## Source records
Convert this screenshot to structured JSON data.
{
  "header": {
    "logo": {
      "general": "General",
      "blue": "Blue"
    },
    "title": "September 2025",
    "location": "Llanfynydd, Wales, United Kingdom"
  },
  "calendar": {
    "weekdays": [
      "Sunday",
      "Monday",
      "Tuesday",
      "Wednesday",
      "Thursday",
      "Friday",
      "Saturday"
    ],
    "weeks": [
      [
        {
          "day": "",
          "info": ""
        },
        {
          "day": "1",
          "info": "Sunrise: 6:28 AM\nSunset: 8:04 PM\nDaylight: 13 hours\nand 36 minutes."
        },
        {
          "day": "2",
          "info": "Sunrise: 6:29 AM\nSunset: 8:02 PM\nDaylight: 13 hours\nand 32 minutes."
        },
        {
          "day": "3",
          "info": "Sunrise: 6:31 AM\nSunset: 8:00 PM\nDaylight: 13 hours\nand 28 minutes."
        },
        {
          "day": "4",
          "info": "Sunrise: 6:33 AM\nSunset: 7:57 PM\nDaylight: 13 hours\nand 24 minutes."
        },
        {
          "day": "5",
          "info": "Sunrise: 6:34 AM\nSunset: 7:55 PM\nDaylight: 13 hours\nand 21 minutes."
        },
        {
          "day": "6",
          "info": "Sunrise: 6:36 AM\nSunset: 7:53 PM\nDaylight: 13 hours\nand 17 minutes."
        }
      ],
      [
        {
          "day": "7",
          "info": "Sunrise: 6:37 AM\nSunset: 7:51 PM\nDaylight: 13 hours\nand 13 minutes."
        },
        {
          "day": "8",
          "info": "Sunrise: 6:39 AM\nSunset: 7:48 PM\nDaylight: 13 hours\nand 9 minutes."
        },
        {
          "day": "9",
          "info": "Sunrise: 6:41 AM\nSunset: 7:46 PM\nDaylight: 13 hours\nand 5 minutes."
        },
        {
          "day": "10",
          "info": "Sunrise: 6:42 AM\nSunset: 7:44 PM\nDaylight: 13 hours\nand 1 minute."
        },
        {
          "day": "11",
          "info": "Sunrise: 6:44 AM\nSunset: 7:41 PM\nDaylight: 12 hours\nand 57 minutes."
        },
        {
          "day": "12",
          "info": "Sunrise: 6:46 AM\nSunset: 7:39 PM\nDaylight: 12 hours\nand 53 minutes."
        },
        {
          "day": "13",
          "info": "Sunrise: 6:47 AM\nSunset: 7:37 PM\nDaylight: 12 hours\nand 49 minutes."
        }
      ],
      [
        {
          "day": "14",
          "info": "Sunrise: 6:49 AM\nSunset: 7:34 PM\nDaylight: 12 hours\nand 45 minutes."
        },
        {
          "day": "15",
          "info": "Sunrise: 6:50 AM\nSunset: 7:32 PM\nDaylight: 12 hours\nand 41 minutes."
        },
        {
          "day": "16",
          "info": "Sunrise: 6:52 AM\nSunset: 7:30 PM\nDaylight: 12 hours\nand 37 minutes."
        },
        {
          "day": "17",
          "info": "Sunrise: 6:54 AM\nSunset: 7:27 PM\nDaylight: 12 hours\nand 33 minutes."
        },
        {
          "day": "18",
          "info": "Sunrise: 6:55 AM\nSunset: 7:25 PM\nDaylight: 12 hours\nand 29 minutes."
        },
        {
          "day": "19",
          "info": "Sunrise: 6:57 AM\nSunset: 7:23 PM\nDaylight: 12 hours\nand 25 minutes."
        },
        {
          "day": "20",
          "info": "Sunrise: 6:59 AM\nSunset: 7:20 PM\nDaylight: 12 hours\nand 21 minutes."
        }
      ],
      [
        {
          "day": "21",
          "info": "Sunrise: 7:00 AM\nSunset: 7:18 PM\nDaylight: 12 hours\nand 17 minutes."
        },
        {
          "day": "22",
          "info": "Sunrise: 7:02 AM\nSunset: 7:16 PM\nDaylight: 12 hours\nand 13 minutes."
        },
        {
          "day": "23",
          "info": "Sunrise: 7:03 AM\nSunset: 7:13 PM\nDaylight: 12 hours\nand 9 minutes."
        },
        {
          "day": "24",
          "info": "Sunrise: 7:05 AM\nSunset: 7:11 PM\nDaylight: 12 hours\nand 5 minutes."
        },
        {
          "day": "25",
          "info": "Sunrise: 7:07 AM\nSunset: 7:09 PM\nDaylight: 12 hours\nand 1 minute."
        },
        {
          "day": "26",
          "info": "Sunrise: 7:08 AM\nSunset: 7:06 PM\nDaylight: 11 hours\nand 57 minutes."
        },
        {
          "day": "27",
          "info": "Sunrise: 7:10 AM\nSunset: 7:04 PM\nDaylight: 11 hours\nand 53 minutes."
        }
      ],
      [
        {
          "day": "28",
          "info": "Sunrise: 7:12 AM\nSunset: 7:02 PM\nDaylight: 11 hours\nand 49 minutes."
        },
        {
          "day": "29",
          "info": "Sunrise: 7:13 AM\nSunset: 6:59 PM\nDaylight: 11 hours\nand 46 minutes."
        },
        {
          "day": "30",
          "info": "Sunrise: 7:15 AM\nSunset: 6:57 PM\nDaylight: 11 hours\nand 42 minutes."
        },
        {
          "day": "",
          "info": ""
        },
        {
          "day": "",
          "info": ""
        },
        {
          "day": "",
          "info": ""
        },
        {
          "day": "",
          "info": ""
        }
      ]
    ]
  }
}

## Short problem
Write an exact transcription of every entry above.

## Solution to this problem
Convert this screenshot to structured JSON data.
{
  "header": {
    "logo": {
      "general": "General",
      "blue": "Blue"
    },
    "title": "September 2025",
    "location": "Llanfynydd, Wales, United Kingdom"
  },
  "calendar": {
    "weekdays": [
      "Sunday",
      "Monday",
      "Tuesday",
      "Wednesday",
      "Thursday",
      "Friday",
      "Saturday"
    ],
    "weeks": [
      [
        {
          "day": "",
          "info": ""
        },
        {
          "day": "1",
          "info": "Sunrise: 6:28 AM\nSunset: 8:04 PM\nDaylight: 13 hours\nand 36 minutes."
        },
        {
          "day": "2",
          "info": "Sunrise: 6:29 AM\nSunset: 8:02 PM\nDaylight: 13 hours\nand 32 minutes."
        },
        {
          "day": "3",
          "info": "Sunrise: 6:31 AM\nSunset: 8:00 PM\nDaylight: 13 hours\nand 28 minutes."
        },
        {
          "day": "4",
          "info": "Sunrise: 6:33 AM\nSunset: 7:57 PM\nDaylight: 13 hours\nand 24 minutes."
        },
        {
          "day": "5",
          "info": "Sunrise: 6:34 AM\nSunset: 7:55 PM\nDaylight: 13 hours\nand 21 minutes."
        },
        {
          "day": "6",
          "info": "Sunrise: 6:36 AM\nSunset: 7:53 PM\nDaylight: 13 hours\nand 17 minutes."
        }
      ],
      [
        {
          "day": "7",
          "info": "Sunrise: 6:37 AM\nSunset: 7:51 PM\nDaylight: 13 hours\nand 13 minutes."
        },
        {
          "day": "8",
          "info": "Sunrise: 6:39 AM\nSunset: 7:48 PM\nDaylight: 13 hours\nand 9 minutes."
        },
        {
          "day": "9",
          "info": "Sunrise: 6:41 AM\nSunset: 7:46 PM\nDaylight: 13 hours\nand 5 minutes."
        },
        {
          "day": "10",
          "info": "Sunrise: 6:42 AM\nSunset: 7:44 PM\nDaylight: 13 hours\nand 1 minute."
        },
        {
          "day": "11",
          "info": "Sunrise: 6:44 AM\nSunset: 7:41 PM\nDaylight: 12 hours\nand 57 minutes."
        },
        {
          "day": "12",
          "info": "Sunrise: 6:46 AM\nSunset: 7:39 PM\nDaylight: 12 hours\nand 53 minutes."
        },
        {
          "day": "13",
          "info": "Sunrise: 6:47 AM\nSunset: 7:37 PM\nDaylight: 12 hours\nand 49 minutes."
        }
      ],
      [
        {
          "day": "14",
          "info": "Sunrise: 6:49 AM\nSunset: 7:34 PM\nDaylight: 12 hours\nand 45 minutes."
        },
        {
          "day": "15",
          "info": "Sunrise: 6:50 AM\nSunset: 7:32 PM\nDaylight: 12 hours\nand 41 minutes."
        },
        {
          "day": "16",
          "info": "Sunrise: 6:52 AM\nSunset: 7:30 PM\nDaylight: 12 hours\nand 37 minutes."
        },
        {
          "day": "17",
          "info": "Sunrise: 6:54 AM\nSunset: 7:27 PM\nDaylight: 12 hours\nand 33 minutes."
        },
        {
          "day": "18",
          "info": "Sunrise: 6:55 AM\nSunset: 7:25 PM\nDaylight: 12 hours\nand 29 minutes."
        },
        {
          "day": "19",
          "info": "Sunrise: 6:57 AM\nSunset: 7:23 PM\nDaylight: 12 hours\nand 25 minutes."
        },
        {
          "day": "20",
          "info": "Sunrise: 6:59 AM\nSunset: 7:20 PM\nDaylight: 12 hours\nand 21 minutes."
        }
      ],
      [
        {
          "day": "21",
          "info": "Sunrise: 7:00 AM\nSunset: 7:18 PM\nDaylight: 12 hours\nand 17 minutes."
        },
        {
          "day": "22",
          "info": "Sunrise: 7:02 AM\nSunset: 7:16 PM\nDaylight: 12 hours\nand 13 minutes."
        },
        {
          "day": "23",
          "info": "Sunrise: 7:03 AM\nSunset: 7:13 PM\nDaylight: 12 hours\nand 9 minutes."
        },
        {
          "day": "24",
          "info": "Sunrise: 7:05 AM\nSunset: 7:11 PM\nDaylight: 12 hours\nand 5 minutes."
        },
        {
          "day": "25",
          "info": "Sunrise: 7:07 AM\nSunset: 7:09 PM\nDaylight: 12 hours\nand 1 minute."
        },
        {
          "day": "26",
          "info": "Sunrise: 7:08 AM\nSunset: 7:06 PM\nDaylight: 11 hours\nand 57 minutes."
        },
        {
          "day": "27",
          "info": "Sunrise: 7:10 AM\nSunset: 7:04 PM\nDaylight: 11 hours\nand 53 minutes."
        }
      ],
      [
        {
          "day": "28",
          "info": "Sunrise: 7:12 AM\nSunset: 7:02 PM\nDaylight: 11 hours\nand 49 minutes."
        },
        {
          "day": "29",
          "info": "Sunrise: 7:13 AM\nSunset: 6:59 PM\nDaylight: 11 hours\nand 46 minutes."
        },
        {
          "day": "30",
          "info": "Sunrise: 7:15 AM\nSunset: 6:57 PM\nDaylight: 11 hours\nand 42 minutes."
        },
        {
          "day": "",
          "info": ""
        },
        {
          "day": "",
          "info": ""
        },
        {
          "day": "",
          "info": ""
        },
        {
          "day": "",
          "info": ""
        }
      ]
    ]
  }
}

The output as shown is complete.